The records below hold pictures; please leave those out and retype the rest exactly.

>>>

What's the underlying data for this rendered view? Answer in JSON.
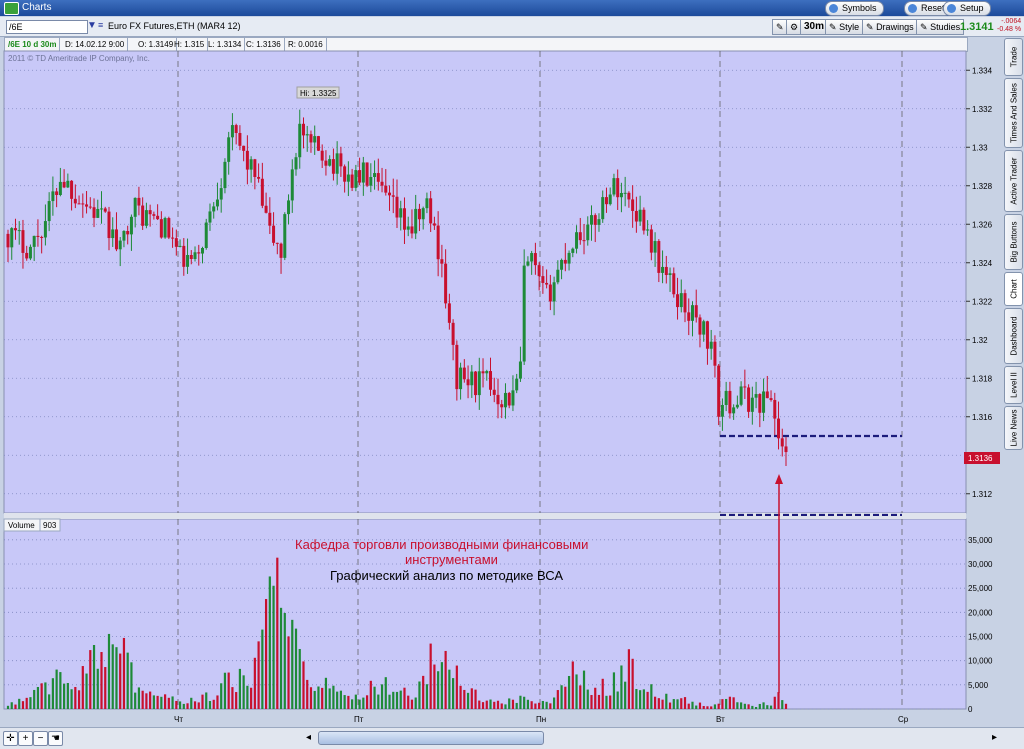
{
  "window": {
    "title": "Charts",
    "buttons": [
      "Symbols",
      "Reset",
      "Setup"
    ]
  },
  "toolbar": {
    "symbol": "/6E",
    "product": "Euro FX Futures,ETH (MAR4 12)",
    "timeframe": "30m",
    "style": "Style",
    "drawings": "Drawings",
    "studies": "Studies",
    "last_price": "1.3141",
    "change_abs": "-.0064",
    "change_pct": "-0.48 %"
  },
  "infobar": {
    "symbol": "/6E 10 d 30m",
    "date": "D: 14.02.12 9:00",
    "open": "O: 1.3149",
    "high": "H: 1.315",
    "low": "L: 1.3134",
    "close": "C: 1.3136",
    "range": "R: 0.0016"
  },
  "copyright": "2011 © TD Ameritrade IP Company, Inc.",
  "volume_panel": {
    "label": "Volume",
    "value": "903"
  },
  "side_tabs": [
    "Trade",
    "Times And Sales",
    "Active Trader",
    "Big Buttons",
    "Chart",
    "Dashboard",
    "Level II",
    "Live News"
  ],
  "annotations": {
    "title1": "Кафедра торговли производными финансовыми",
    "title2": "инструментами",
    "subtitle": "Графический анализ по методике ВСА",
    "hi_label": "Hi: 1.3325"
  },
  "colors": {
    "background": "#c8c8f8",
    "up": "#1e8a38",
    "down": "#c8102e",
    "level": "#1c1c7c"
  },
  "chart_data": [
    {
      "type": "candlestick",
      "ylim": [
        1.311,
        1.335
      ],
      "y_ticks": [
        "1.334",
        "1.332",
        "1.33",
        "1.328",
        "1.326",
        "1.324",
        "1.322",
        "1.32",
        "1.318",
        "1.316",
        "1.314",
        "1.312"
      ],
      "x_ticks": [
        "Чт",
        "Пт",
        "Пн",
        "Вт",
        "Ср"
      ],
      "price_label": "1.3136",
      "levels": [
        1.315,
        1.3109
      ],
      "hi": 1.3325,
      "waypoints": [
        [
          0,
          1.3255
        ],
        [
          6,
          1.3248
        ],
        [
          10,
          1.3262
        ],
        [
          14,
          1.3285
        ],
        [
          20,
          1.3272
        ],
        [
          24,
          1.3265
        ],
        [
          27,
          1.3258
        ],
        [
          30,
          1.3245
        ],
        [
          33,
          1.327
        ],
        [
          36,
          1.3265
        ],
        [
          40,
          1.3262
        ],
        [
          44,
          1.3252
        ],
        [
          46,
          1.3242
        ],
        [
          50,
          1.324
        ],
        [
          54,
          1.3265
        ],
        [
          57,
          1.3285
        ],
        [
          59,
          1.3308
        ],
        [
          62,
          1.33
        ],
        [
          66,
          1.3285
        ],
        [
          68,
          1.327
        ],
        [
          70,
          1.3255
        ],
        [
          73,
          1.3245
        ],
        [
          76,
          1.329
        ],
        [
          78,
          1.331
        ],
        [
          80,
          1.33
        ],
        [
          84,
          1.3298
        ],
        [
          88,
          1.329
        ],
        [
          92,
          1.3283
        ],
        [
          95,
          1.3286
        ],
        [
          99,
          1.3278
        ],
        [
          102,
          1.327
        ],
        [
          105,
          1.3262
        ],
        [
          108,
          1.3258
        ],
        [
          112,
          1.327
        ],
        [
          114,
          1.3256
        ],
        [
          116,
          1.324
        ],
        [
          118,
          1.3205
        ],
        [
          120,
          1.318
        ],
        [
          124,
          1.3178
        ],
        [
          128,
          1.3178
        ],
        [
          132,
          1.317
        ],
        [
          135,
          1.317
        ],
        [
          137,
          1.3185
        ],
        [
          138,
          1.3235
        ],
        [
          140,
          1.324
        ],
        [
          142,
          1.3228
        ],
        [
          144,
          1.3222
        ],
        [
          148,
          1.324
        ],
        [
          152,
          1.3255
        ],
        [
          156,
          1.3258
        ],
        [
          160,
          1.3276
        ],
        [
          163,
          1.328
        ],
        [
          166,
          1.3272
        ],
        [
          170,
          1.3262
        ],
        [
          174,
          1.324
        ],
        [
          178,
          1.3225
        ],
        [
          182,
          1.3215
        ],
        [
          186,
          1.3205
        ],
        [
          188,
          1.3195
        ],
        [
          190,
          1.3165
        ],
        [
          193,
          1.3168
        ],
        [
          196,
          1.317
        ],
        [
          200,
          1.3168
        ],
        [
          204,
          1.317
        ],
        [
          206,
          1.315
        ],
        [
          208,
          1.3136
        ]
      ],
      "candle_count": 209
    },
    {
      "type": "bar",
      "series": [
        {
          "name": "Volume"
        }
      ],
      "ylim": [
        0,
        36000
      ],
      "y_ticks": [
        "35,000",
        "30,000",
        "25,000",
        "20,000",
        "15,000",
        "10,000",
        "5,000",
        "0"
      ],
      "peaks": [
        [
          0,
          1500
        ],
        [
          5,
          2500
        ],
        [
          10,
          6000
        ],
        [
          14,
          9000
        ],
        [
          18,
          4500
        ],
        [
          22,
          13000
        ],
        [
          25,
          11000
        ],
        [
          27,
          17000
        ],
        [
          29,
          26000
        ],
        [
          31,
          15000
        ],
        [
          34,
          8000
        ],
        [
          38,
          4000
        ],
        [
          42,
          3000
        ],
        [
          48,
          2000
        ],
        [
          54,
          4000
        ],
        [
          58,
          7000
        ],
        [
          62,
          8000
        ],
        [
          66,
          10000
        ],
        [
          70,
          27000
        ],
        [
          72,
          34000
        ],
        [
          74,
          25000
        ],
        [
          76,
          21000
        ],
        [
          80,
          11000
        ],
        [
          84,
          7000
        ],
        [
          88,
          4000
        ],
        [
          92,
          2000
        ],
        [
          96,
          5000
        ],
        [
          100,
          7000
        ],
        [
          104,
          6000
        ],
        [
          108,
          4000
        ],
        [
          112,
          10000
        ],
        [
          113,
          18000
        ],
        [
          115,
          14000
        ],
        [
          118,
          11000
        ],
        [
          122,
          6000
        ],
        [
          126,
          3000
        ],
        [
          130,
          1500
        ],
        [
          134,
          2000
        ],
        [
          138,
          3500
        ],
        [
          142,
          1500
        ],
        [
          146,
          2500
        ],
        [
          150,
          9000
        ],
        [
          152,
          10000
        ],
        [
          156,
          5000
        ],
        [
          160,
          6000
        ],
        [
          164,
          9000
        ],
        [
          166,
          14000
        ],
        [
          168,
          8000
        ],
        [
          172,
          5000
        ],
        [
          176,
          3000
        ],
        [
          180,
          2500
        ],
        [
          184,
          1500
        ],
        [
          188,
          1000
        ],
        [
          192,
          3000
        ],
        [
          196,
          1500
        ],
        [
          200,
          1000
        ],
        [
          204,
          1500
        ],
        [
          206,
          4000
        ],
        [
          208,
          1500
        ]
      ]
    }
  ]
}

<<<

== RESPONSE TO THE TASK ==
What's the underlying data for this rendered view? Answer in JSON.
{
  "window": {
    "title": "Charts",
    "buttons": [
      "Symbols",
      "Reset",
      "Setup"
    ]
  },
  "toolbar": {
    "symbol": "/6E",
    "product": "Euro FX Futures,ETH (MAR4 12)",
    "timeframe": "30m",
    "style": "Style",
    "drawings": "Drawings",
    "studies": "Studies",
    "last_price": "1.3141",
    "change_abs": "-.0064",
    "change_pct": "-0.48 %"
  },
  "infobar": {
    "symbol": "/6E 10 d 30m",
    "date": "D: 14.02.12 9:00",
    "open": "O: 1.3149",
    "high": "H: 1.315",
    "low": "L: 1.3134",
    "close": "C: 1.3136",
    "range": "R: 0.0016"
  },
  "copyright": "2011 © TD Ameritrade IP Company, Inc.",
  "volume_panel": {
    "label": "Volume",
    "value": "903"
  },
  "side_tabs": [
    "Trade",
    "Times And Sales",
    "Active Trader",
    "Big Buttons",
    "Chart",
    "Dashboard",
    "Level II",
    "Live News"
  ],
  "annotations": {
    "title1": "Кафедра торговли производными финансовыми",
    "title2": "инструментами",
    "subtitle": "Графический анализ по методике ВСА",
    "hi_label": "Hi: 1.3325"
  },
  "colors": {
    "background": "#c8c8f8",
    "up": "#1e8a38",
    "down": "#c8102e",
    "level": "#1c1c7c"
  },
  "chart_data": [
    {
      "type": "candlestick",
      "ylim": [
        1.311,
        1.335
      ],
      "y_ticks": [
        "1.334",
        "1.332",
        "1.33",
        "1.328",
        "1.326",
        "1.324",
        "1.322",
        "1.32",
        "1.318",
        "1.316",
        "1.314",
        "1.312"
      ],
      "x_ticks": [
        "Чт",
        "Пт",
        "Пн",
        "Вт",
        "Ср"
      ],
      "price_label": "1.3136",
      "levels": [
        1.315,
        1.3109
      ],
      "hi": 1.3325,
      "waypoints": [
        [
          0,
          1.3255
        ],
        [
          6,
          1.3248
        ],
        [
          10,
          1.3262
        ],
        [
          14,
          1.3285
        ],
        [
          20,
          1.3272
        ],
        [
          24,
          1.3265
        ],
        [
          27,
          1.3258
        ],
        [
          30,
          1.3245
        ],
        [
          33,
          1.327
        ],
        [
          36,
          1.3265
        ],
        [
          40,
          1.3262
        ],
        [
          44,
          1.3252
        ],
        [
          46,
          1.3242
        ],
        [
          50,
          1.324
        ],
        [
          54,
          1.3265
        ],
        [
          57,
          1.3285
        ],
        [
          59,
          1.3308
        ],
        [
          62,
          1.33
        ],
        [
          66,
          1.3285
        ],
        [
          68,
          1.327
        ],
        [
          70,
          1.3255
        ],
        [
          73,
          1.3245
        ],
        [
          76,
          1.329
        ],
        [
          78,
          1.331
        ],
        [
          80,
          1.33
        ],
        [
          84,
          1.3298
        ],
        [
          88,
          1.329
        ],
        [
          92,
          1.3283
        ],
        [
          95,
          1.3286
        ],
        [
          99,
          1.3278
        ],
        [
          102,
          1.327
        ],
        [
          105,
          1.3262
        ],
        [
          108,
          1.3258
        ],
        [
          112,
          1.327
        ],
        [
          114,
          1.3256
        ],
        [
          116,
          1.324
        ],
        [
          118,
          1.3205
        ],
        [
          120,
          1.318
        ],
        [
          124,
          1.3178
        ],
        [
          128,
          1.3178
        ],
        [
          132,
          1.317
        ],
        [
          135,
          1.317
        ],
        [
          137,
          1.3185
        ],
        [
          138,
          1.3235
        ],
        [
          140,
          1.324
        ],
        [
          142,
          1.3228
        ],
        [
          144,
          1.3222
        ],
        [
          148,
          1.324
        ],
        [
          152,
          1.3255
        ],
        [
          156,
          1.3258
        ],
        [
          160,
          1.3276
        ],
        [
          163,
          1.328
        ],
        [
          166,
          1.3272
        ],
        [
          170,
          1.3262
        ],
        [
          174,
          1.324
        ],
        [
          178,
          1.3225
        ],
        [
          182,
          1.3215
        ],
        [
          186,
          1.3205
        ],
        [
          188,
          1.3195
        ],
        [
          190,
          1.3165
        ],
        [
          193,
          1.3168
        ],
        [
          196,
          1.317
        ],
        [
          200,
          1.3168
        ],
        [
          204,
          1.317
        ],
        [
          206,
          1.315
        ],
        [
          208,
          1.3136
        ]
      ],
      "candle_count": 209
    },
    {
      "type": "bar",
      "series": [
        {
          "name": "Volume"
        }
      ],
      "ylim": [
        0,
        36000
      ],
      "y_ticks": [
        "35,000",
        "30,000",
        "25,000",
        "20,000",
        "15,000",
        "10,000",
        "5,000",
        "0"
      ],
      "peaks": [
        [
          0,
          1500
        ],
        [
          5,
          2500
        ],
        [
          10,
          6000
        ],
        [
          14,
          9000
        ],
        [
          18,
          4500
        ],
        [
          22,
          13000
        ],
        [
          25,
          11000
        ],
        [
          27,
          17000
        ],
        [
          29,
          26000
        ],
        [
          31,
          15000
        ],
        [
          34,
          8000
        ],
        [
          38,
          4000
        ],
        [
          42,
          3000
        ],
        [
          48,
          2000
        ],
        [
          54,
          4000
        ],
        [
          58,
          7000
        ],
        [
          62,
          8000
        ],
        [
          66,
          10000
        ],
        [
          70,
          27000
        ],
        [
          72,
          34000
        ],
        [
          74,
          25000
        ],
        [
          76,
          21000
        ],
        [
          80,
          11000
        ],
        [
          84,
          7000
        ],
        [
          88,
          4000
        ],
        [
          92,
          2000
        ],
        [
          96,
          5000
        ],
        [
          100,
          7000
        ],
        [
          104,
          6000
        ],
        [
          108,
          4000
        ],
        [
          112,
          10000
        ],
        [
          113,
          18000
        ],
        [
          115,
          14000
        ],
        [
          118,
          11000
        ],
        [
          122,
          6000
        ],
        [
          126,
          3000
        ],
        [
          130,
          1500
        ],
        [
          134,
          2000
        ],
        [
          138,
          3500
        ],
        [
          142,
          1500
        ],
        [
          146,
          2500
        ],
        [
          150,
          9000
        ],
        [
          152,
          10000
        ],
        [
          156,
          5000
        ],
        [
          160,
          6000
        ],
        [
          164,
          9000
        ],
        [
          166,
          14000
        ],
        [
          168,
          8000
        ],
        [
          172,
          5000
        ],
        [
          176,
          3000
        ],
        [
          180,
          2500
        ],
        [
          184,
          1500
        ],
        [
          188,
          1000
        ],
        [
          192,
          3000
        ],
        [
          196,
          1500
        ],
        [
          200,
          1000
        ],
        [
          204,
          1500
        ],
        [
          206,
          4000
        ],
        [
          208,
          1500
        ]
      ]
    }
  ]
}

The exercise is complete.